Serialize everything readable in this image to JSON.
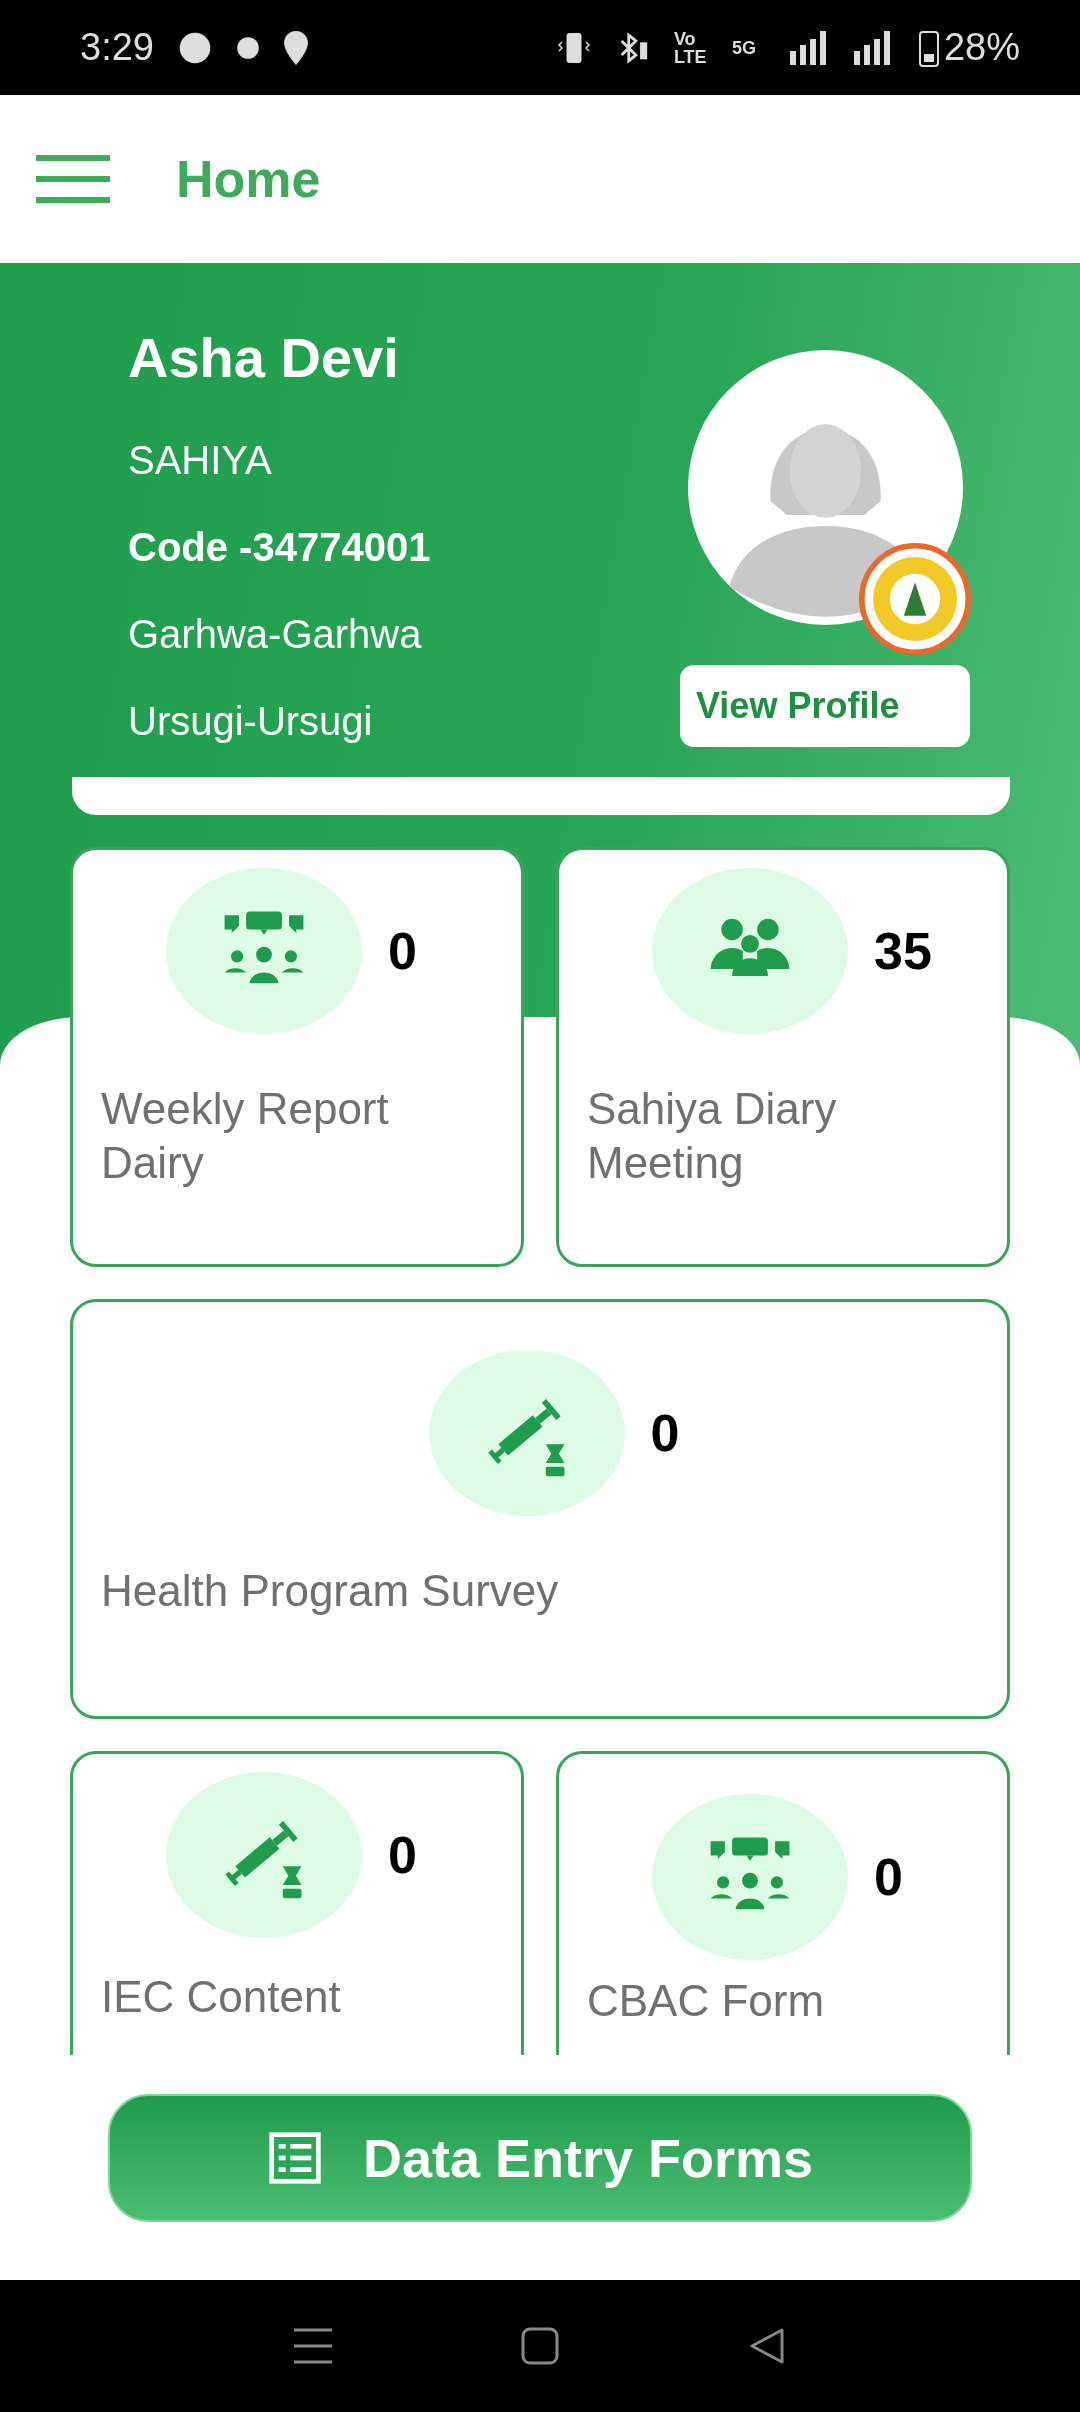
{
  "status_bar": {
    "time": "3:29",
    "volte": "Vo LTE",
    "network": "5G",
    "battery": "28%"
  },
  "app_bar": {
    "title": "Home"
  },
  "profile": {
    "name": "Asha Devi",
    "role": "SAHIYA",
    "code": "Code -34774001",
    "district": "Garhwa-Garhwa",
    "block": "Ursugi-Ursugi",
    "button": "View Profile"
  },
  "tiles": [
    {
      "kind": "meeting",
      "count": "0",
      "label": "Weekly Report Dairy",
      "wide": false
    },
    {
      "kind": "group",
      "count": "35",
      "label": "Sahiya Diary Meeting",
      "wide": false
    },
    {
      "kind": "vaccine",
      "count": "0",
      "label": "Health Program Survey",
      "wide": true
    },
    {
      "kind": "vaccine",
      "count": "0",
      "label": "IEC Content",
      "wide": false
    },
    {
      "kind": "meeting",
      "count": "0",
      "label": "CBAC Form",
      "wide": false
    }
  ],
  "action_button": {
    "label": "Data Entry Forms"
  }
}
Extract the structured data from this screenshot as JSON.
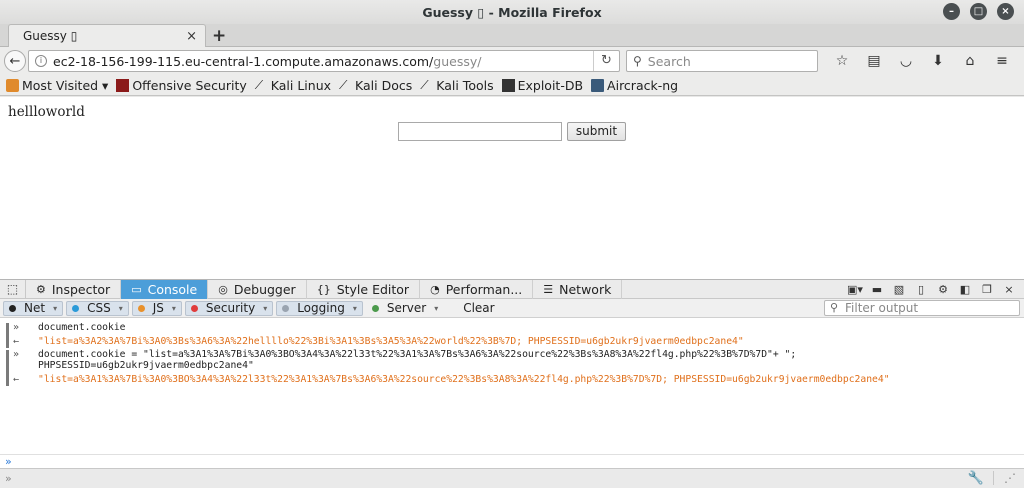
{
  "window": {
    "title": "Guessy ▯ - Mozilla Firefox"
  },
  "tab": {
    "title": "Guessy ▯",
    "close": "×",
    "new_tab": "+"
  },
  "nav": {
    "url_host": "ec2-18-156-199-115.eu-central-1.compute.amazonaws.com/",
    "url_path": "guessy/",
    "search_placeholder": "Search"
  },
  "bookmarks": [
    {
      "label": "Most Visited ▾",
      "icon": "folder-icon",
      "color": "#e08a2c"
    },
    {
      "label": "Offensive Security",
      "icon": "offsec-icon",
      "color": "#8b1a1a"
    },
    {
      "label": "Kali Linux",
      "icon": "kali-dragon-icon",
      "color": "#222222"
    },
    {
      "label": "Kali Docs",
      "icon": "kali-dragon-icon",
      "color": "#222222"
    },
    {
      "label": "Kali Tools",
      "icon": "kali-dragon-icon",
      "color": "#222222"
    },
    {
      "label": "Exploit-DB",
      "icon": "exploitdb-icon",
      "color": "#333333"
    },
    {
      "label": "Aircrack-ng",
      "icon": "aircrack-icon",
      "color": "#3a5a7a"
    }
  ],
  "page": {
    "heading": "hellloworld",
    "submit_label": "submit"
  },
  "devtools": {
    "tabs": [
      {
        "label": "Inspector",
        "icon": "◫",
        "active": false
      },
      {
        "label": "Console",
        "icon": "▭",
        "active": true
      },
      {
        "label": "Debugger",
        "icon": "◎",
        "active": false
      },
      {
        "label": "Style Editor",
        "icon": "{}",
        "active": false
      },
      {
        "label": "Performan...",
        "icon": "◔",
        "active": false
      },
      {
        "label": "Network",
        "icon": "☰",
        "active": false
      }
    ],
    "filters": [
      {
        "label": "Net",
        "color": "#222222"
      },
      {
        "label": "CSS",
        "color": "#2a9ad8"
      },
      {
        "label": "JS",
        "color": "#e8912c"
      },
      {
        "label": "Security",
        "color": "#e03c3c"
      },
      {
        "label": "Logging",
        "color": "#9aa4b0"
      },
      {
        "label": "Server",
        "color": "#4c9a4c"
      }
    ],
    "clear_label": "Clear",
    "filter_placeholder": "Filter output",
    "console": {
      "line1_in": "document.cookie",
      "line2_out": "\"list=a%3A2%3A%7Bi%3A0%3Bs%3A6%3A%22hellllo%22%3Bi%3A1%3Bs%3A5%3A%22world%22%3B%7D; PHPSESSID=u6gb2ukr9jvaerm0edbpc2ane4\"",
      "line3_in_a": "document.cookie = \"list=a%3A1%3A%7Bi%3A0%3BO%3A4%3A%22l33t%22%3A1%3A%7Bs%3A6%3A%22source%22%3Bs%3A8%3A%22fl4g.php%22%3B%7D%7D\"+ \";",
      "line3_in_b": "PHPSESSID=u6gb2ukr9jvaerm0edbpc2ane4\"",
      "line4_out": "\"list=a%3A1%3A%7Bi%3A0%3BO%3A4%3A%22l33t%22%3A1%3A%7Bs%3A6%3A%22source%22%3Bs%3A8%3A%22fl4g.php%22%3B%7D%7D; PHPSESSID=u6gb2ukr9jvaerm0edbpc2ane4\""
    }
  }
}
-- -- --
→ **SHORT EXERCISE**:
Pictures stay out; repeat all the rest of the records exactly.

→ **EXERCISE SOLUTION**:
Serialize everything readable in this image to JSON.
{
  "status_bar": {
    "time": "3:29",
    "volte": "Vo LTE",
    "network": "5G",
    "battery": "28%"
  },
  "app_bar": {
    "title": "Home"
  },
  "profile": {
    "name": "Asha Devi",
    "role": "SAHIYA",
    "code": "Code -34774001",
    "district": "Garhwa-Garhwa",
    "block": "Ursugi-Ursugi",
    "button": "View Profile"
  },
  "tiles": [
    {
      "kind": "meeting",
      "count": "0",
      "label": "Weekly Report Dairy",
      "wide": false
    },
    {
      "kind": "group",
      "count": "35",
      "label": "Sahiya Diary Meeting",
      "wide": false
    },
    {
      "kind": "vaccine",
      "count": "0",
      "label": "Health Program Survey",
      "wide": true
    },
    {
      "kind": "vaccine",
      "count": "0",
      "label": "IEC Content",
      "wide": false
    },
    {
      "kind": "meeting",
      "count": "0",
      "label": "CBAC Form",
      "wide": false
    }
  ],
  "action_button": {
    "label": "Data Entry Forms"
  }
}
Extract the structured data from this screenshot as JSON.
{
  "window": {
    "title": "Guessy ▯ - Mozilla Firefox"
  },
  "tab": {
    "title": "Guessy ▯",
    "close": "×",
    "new_tab": "+"
  },
  "nav": {
    "url_host": "ec2-18-156-199-115.eu-central-1.compute.amazonaws.com/",
    "url_path": "guessy/",
    "search_placeholder": "Search"
  },
  "bookmarks": [
    {
      "label": "Most Visited ▾",
      "icon": "folder-icon",
      "color": "#e08a2c"
    },
    {
      "label": "Offensive Security",
      "icon": "offsec-icon",
      "color": "#8b1a1a"
    },
    {
      "label": "Kali Linux",
      "icon": "kali-dragon-icon",
      "color": "#222222"
    },
    {
      "label": "Kali Docs",
      "icon": "kali-dragon-icon",
      "color": "#222222"
    },
    {
      "label": "Kali Tools",
      "icon": "kali-dragon-icon",
      "color": "#222222"
    },
    {
      "label": "Exploit-DB",
      "icon": "exploitdb-icon",
      "color": "#333333"
    },
    {
      "label": "Aircrack-ng",
      "icon": "aircrack-icon",
      "color": "#3a5a7a"
    }
  ],
  "page": {
    "heading": "hellloworld",
    "submit_label": "submit"
  },
  "devtools": {
    "tabs": [
      {
        "label": "Inspector",
        "icon": "◫",
        "active": false
      },
      {
        "label": "Console",
        "icon": "▭",
        "active": true
      },
      {
        "label": "Debugger",
        "icon": "◎",
        "active": false
      },
      {
        "label": "Style Editor",
        "icon": "{}",
        "active": false
      },
      {
        "label": "Performan...",
        "icon": "◔",
        "active": false
      },
      {
        "label": "Network",
        "icon": "☰",
        "active": false
      }
    ],
    "filters": [
      {
        "label": "Net",
        "color": "#222222"
      },
      {
        "label": "CSS",
        "color": "#2a9ad8"
      },
      {
        "label": "JS",
        "color": "#e8912c"
      },
      {
        "label": "Security",
        "color": "#e03c3c"
      },
      {
        "label": "Logging",
        "color": "#9aa4b0"
      },
      {
        "label": "Server",
        "color": "#4c9a4c"
      }
    ],
    "clear_label": "Clear",
    "filter_placeholder": "Filter output",
    "console": {
      "line1_in": "document.cookie",
      "line2_out": "\"list=a%3A2%3A%7Bi%3A0%3Bs%3A6%3A%22hellllo%22%3Bi%3A1%3Bs%3A5%3A%22world%22%3B%7D; PHPSESSID=u6gb2ukr9jvaerm0edbpc2ane4\"",
      "line3_in_a": "document.cookie = \"list=a%3A1%3A%7Bi%3A0%3BO%3A4%3A%22l33t%22%3A1%3A%7Bs%3A6%3A%22source%22%3Bs%3A8%3A%22fl4g.php%22%3B%7D%7D\"+ \";",
      "line3_in_b": "PHPSESSID=u6gb2ukr9jvaerm0edbpc2ane4\"",
      "line4_out": "\"list=a%3A1%3A%7Bi%3A0%3BO%3A4%3A%22l33t%22%3A1%3A%7Bs%3A6%3A%22source%22%3Bs%3A8%3A%22fl4g.php%22%3B%7D%7D; PHPSESSID=u6gb2ukr9jvaerm0edbpc2ane4\""
    }
  }
}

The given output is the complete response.